▶ [Work task]
Filter these entries down to the lines that hold the word "information", and show each of them.

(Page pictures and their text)
-- Opening Marker --

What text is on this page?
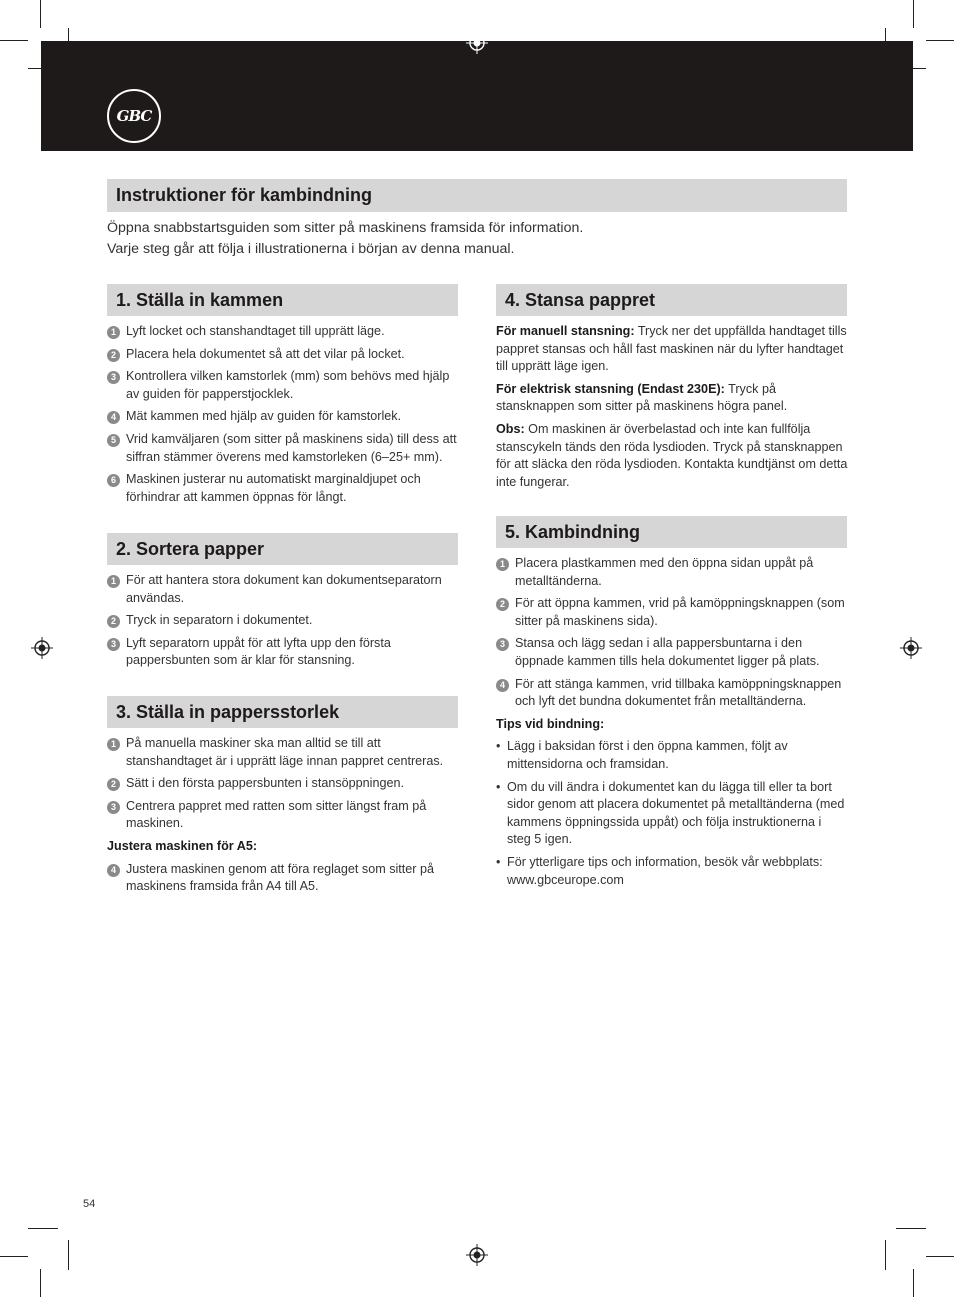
GBC
Instruktioner för kambindning

Öppna snabbstartsguiden som sitter på maskinens framsida för information.

Varje steg går att följa i illustrationerna i början av denna manual.

1. Ställa in kammen
1 Lyft locket och stanshandtaget till upprätt läge.
2 Placera hela dokumentet så att det vilar på locket.
3 Kontrollera vilken kamstorlek (mm) som behövs med hjälp av guiden för papperstjocklek.
4 Mät kammen med hjälp av guiden för kamstorlek.
5 Vrid kamväljaren (som sitter på maskinens sida) till dess att siffran stämmer överens med kamstorleken (6–25+ mm).
6 Maskinen justerar nu automatiskt marginaldjupet och förhindrar att kammen öppnas för långt.
2. Sortera papper
1 För att hantera stora dokument kan dokumentseparatorn användas.
2 Tryck in separatorn i dokumentet.
3 Lyft separatorn uppåt för att lyfta upp den första pappersbunten som är klar för stansning.
3. Ställa in pappersstorlek
1 På manuella maskiner ska man alltid se till att stanshandtaget är i upprätt läge innan pappret centreras.
2 Sätt i den första pappersbunten i stansöppningen.
3 Centrera pappret med ratten som sitter längst fram på maskinen.
Justera maskinen för A5:
4 Justera maskinen genom att föra reglaget som sitter på maskinens framsida från A4 till A5.
4. Stansa pappret

För manuell stansning: Tryck ner det uppfällda handtaget tills pappret stansas och håll fast maskinen när du lyfter handtaget till upprätt läge igen.

För elektrisk stansning (Endast 230E): Tryck på stansknappen som sitter på maskinens högra panel.

Obs: Om maskinen är överbelastad och inte kan fullfölja stanscykeln tänds den röda lysdioden. Tryck på stansknappen för att släcka den röda lysdioden. Kontakta kundtjänst om detta inte fungerar.

5. Kambindning
1 Placera plastkammen med den öppna sidan uppåt på metalltänderna.
2 För att öppna kammen, vrid på kamöppningsknappen (som sitter på maskinens sida).
3 Stansa och lägg sedan i alla pappersbuntarna i den öppnade kammen tills hela dokumentet ligger på plats.
4 För att stänga kammen, vrid tillbaka kamöppningsknappen och lyft det bundna dokumentet från metalltänderna.
Tips vid bindning:
• Lägg i baksidan först i den öppna kammen, följt av mittensidorna och framsidan.
• Om du vill ändra i dokumentet kan du lägga till eller ta bort sidor genom att placera dokumentet på metalltänderna (med kammens öppningssida uppåt) och följa instruktionerna i steg 5 igen.
• För ytterligare tips och information, besök vår webbplats: www.gbceurope.com
54
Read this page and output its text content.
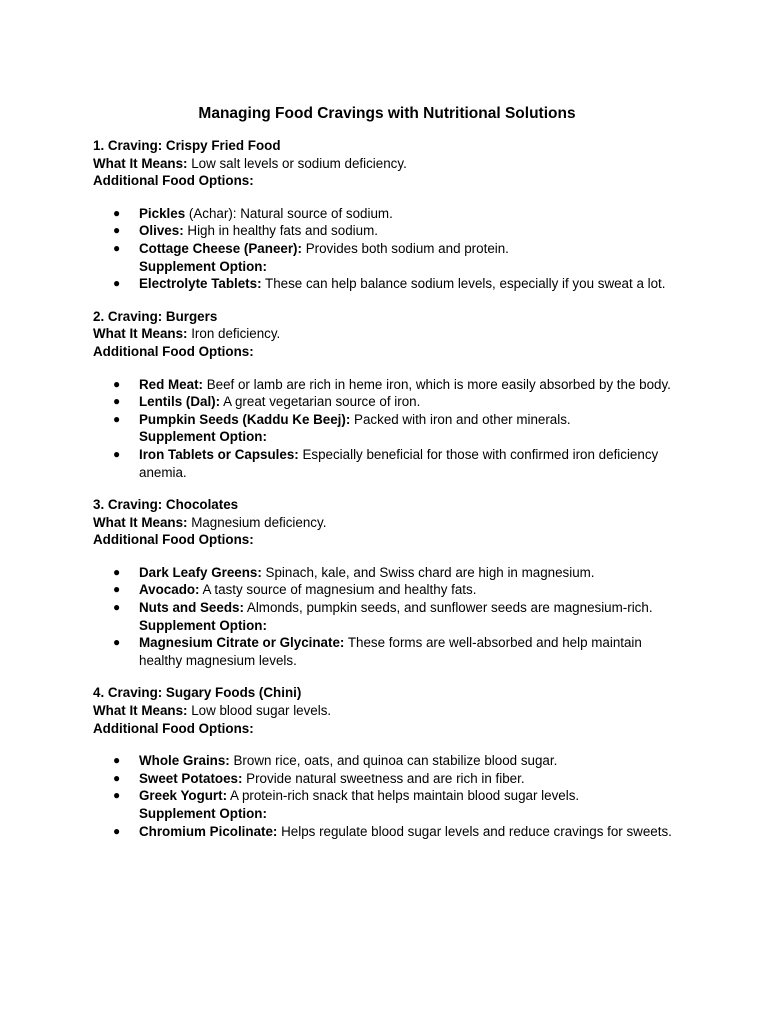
Managing Food Cravings with Nutritional Solutions
1. Craving: Crispy Fried Food
What It Means: Low salt levels or sodium deficiency.
Additional Food Options:
● Pickles (Achar): Natural source of sodium.
● Olives: High in healthy fats and sodium.
● Cottage Cheese (Paneer): Provides both sodium and protein.
Supplement Option:
● Electrolyte Tablets: These can help balance sodium levels, especially if you sweat a lot.
2. Craving: Burgers
What It Means: Iron deficiency.
Additional Food Options:
● Red Meat: Beef or lamb are rich in heme iron, which is more easily absorbed by the body.
● Lentils (Dal): A great vegetarian source of iron.
● Pumpkin Seeds (Kaddu Ke Beej): Packed with iron and other minerals.
Supplement Option:
● Iron Tablets or Capsules: Especially beneficial for those with confirmed iron deficiency anemia.
3. Craving: Chocolates
What It Means: Magnesium deficiency.
Additional Food Options:
● Dark Leafy Greens: Spinach, kale, and Swiss chard are high in magnesium.
● Avocado: A tasty source of magnesium and healthy fats.
● Nuts and Seeds: Almonds, pumpkin seeds, and sunflower seeds are magnesium-rich.
Supplement Option:
● Magnesium Citrate or Glycinate: These forms are well-absorbed and help maintain healthy magnesium levels.
4. Craving: Sugary Foods (Chini)
What It Means: Low blood sugar levels.
Additional Food Options:
● Whole Grains: Brown rice, oats, and quinoa can stabilize blood sugar.
● Sweet Potatoes: Provide natural sweetness and are rich in fiber.
● Greek Yogurt: A protein-rich snack that helps maintain blood sugar levels.
Supplement Option:
● Chromium Picolinate: Helps regulate blood sugar levels and reduce cravings for sweets.
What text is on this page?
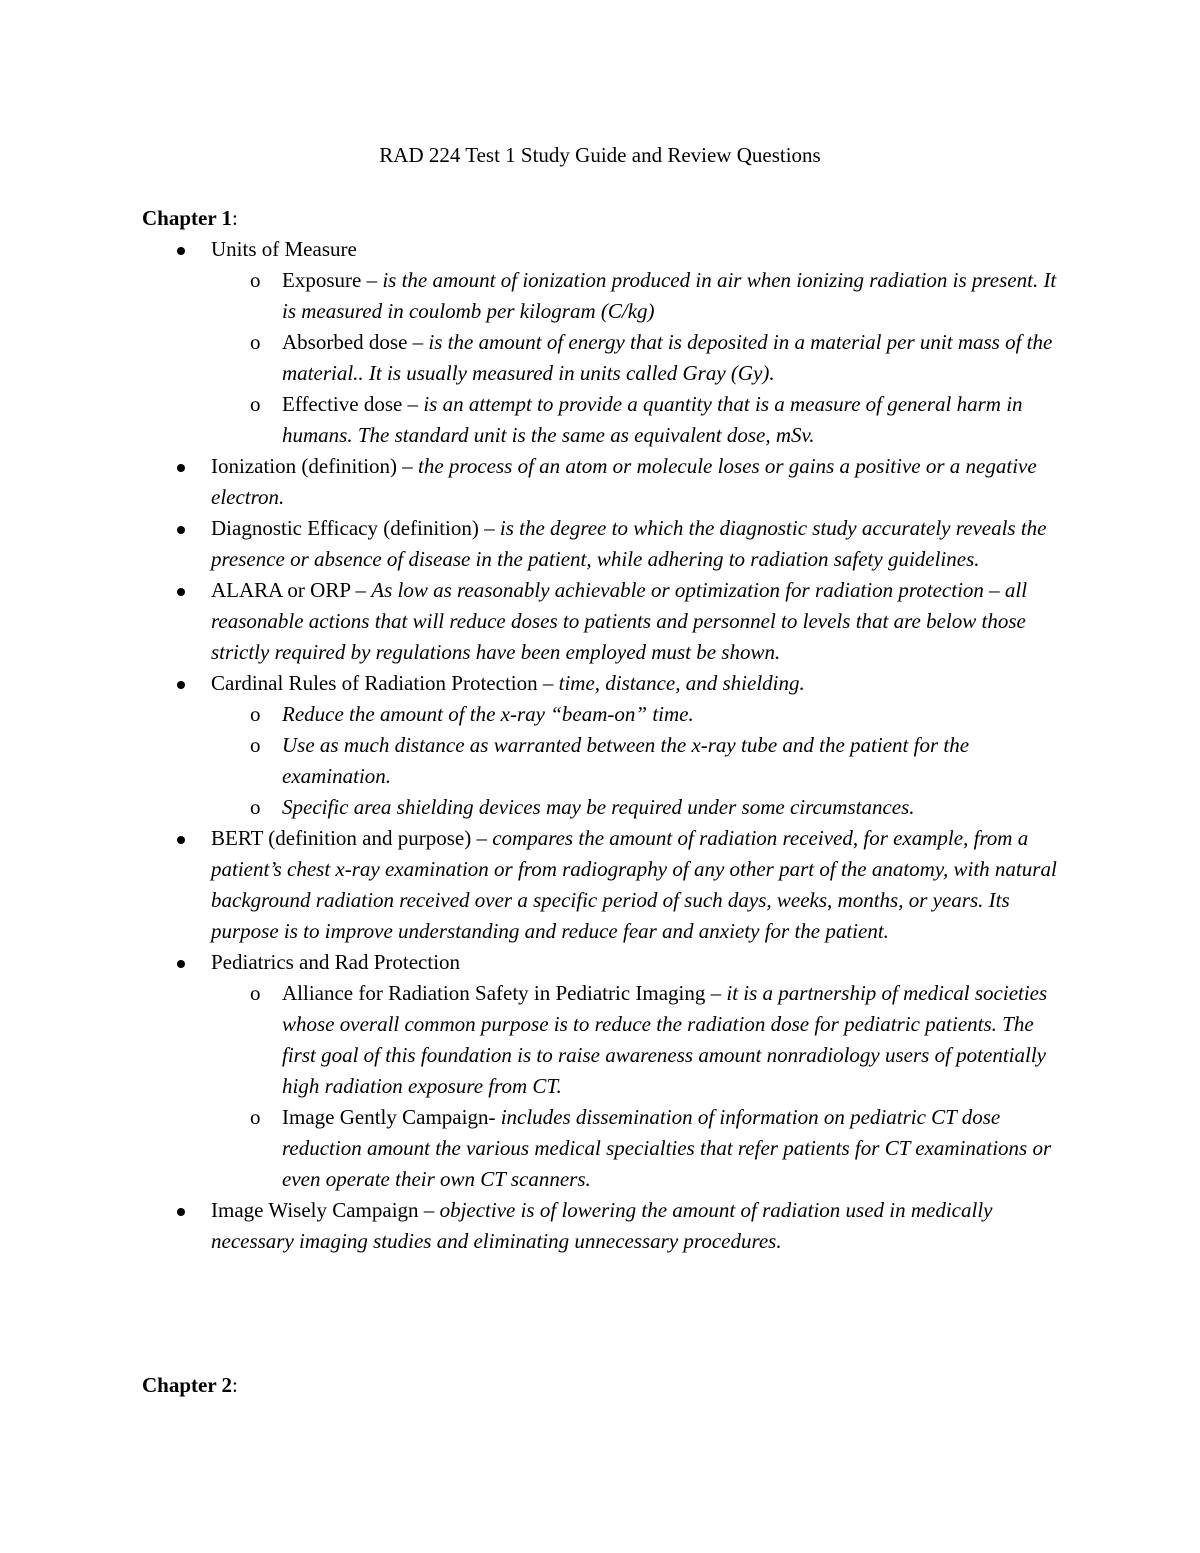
RAD 224 Test 1 Study Guide and Review Questions
Chapter 1:
Units of Measure
o Exposure – is the amount of ionization produced in air when ionizing radiation is present. It is measured in coulomb per kilogram (C/kg)
o Absorbed dose – is the amount of energy that is deposited in a material per unit mass of the material.. It is usually measured in units called Gray (Gy).
o Effective dose – is an attempt to provide a quantity that is a measure of general harm in humans. The standard unit is the same as equivalent dose, mSv.
Ionization (definition) – the process of an atom or molecule loses or gains a positive or a negative electron.
Diagnostic Efficacy (definition) – is the degree to which the diagnostic study accurately reveals the presence or absence of disease in the patient, while adhering to radiation safety guidelines.
ALARA or ORP – As low as reasonably achievable or optimization for radiation protection – all reasonable actions that will reduce doses to patients and personnel to levels that are below those strictly required by regulations have been employed must be shown.
Cardinal Rules of Radiation Protection – time, distance, and shielding.
o Reduce the amount of the x-ray “beam-on” time.
o Use as much distance as warranted between the x-ray tube and the patient for the examination.
o Specific area shielding devices may be required under some circumstances.
BERT (definition and purpose) – compares the amount of radiation received, for example, from a patient’s chest x-ray examination or from radiography of any other part of the anatomy, with natural background radiation received over a specific period of such days, weeks, months, or years. Its purpose is to improve understanding and reduce fear and anxiety for the patient.
Pediatrics and Rad Protection
o Alliance for Radiation Safety in Pediatric Imaging – it is a partnership of medical societies whose overall common purpose is to reduce the radiation dose for pediatric patients. The first goal of this foundation is to raise awareness amount nonradiology users of potentially high radiation exposure from CT.
o Image Gently Campaign- includes dissemination of information on pediatric CT dose reduction amount the various medical specialties that refer patients for CT examinations or even operate their own CT scanners.
Image Wisely Campaign – objective is of lowering the amount of radiation used in medically necessary imaging studies and eliminating unnecessary procedures.
Chapter 2:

-- Closing Marker --

▶ [Task result]
Öppna snabbstartsguiden som sitter på maskinens framsida för information.
• För ytterligare tips och information, besök vår webbplats: www.gbceurope.com
o Image Gently Campaign- includes dissemination of information on pediatric CT dose reduction amount the various medical specialties that refer patients for CT examinations or even operate their own CT scanners.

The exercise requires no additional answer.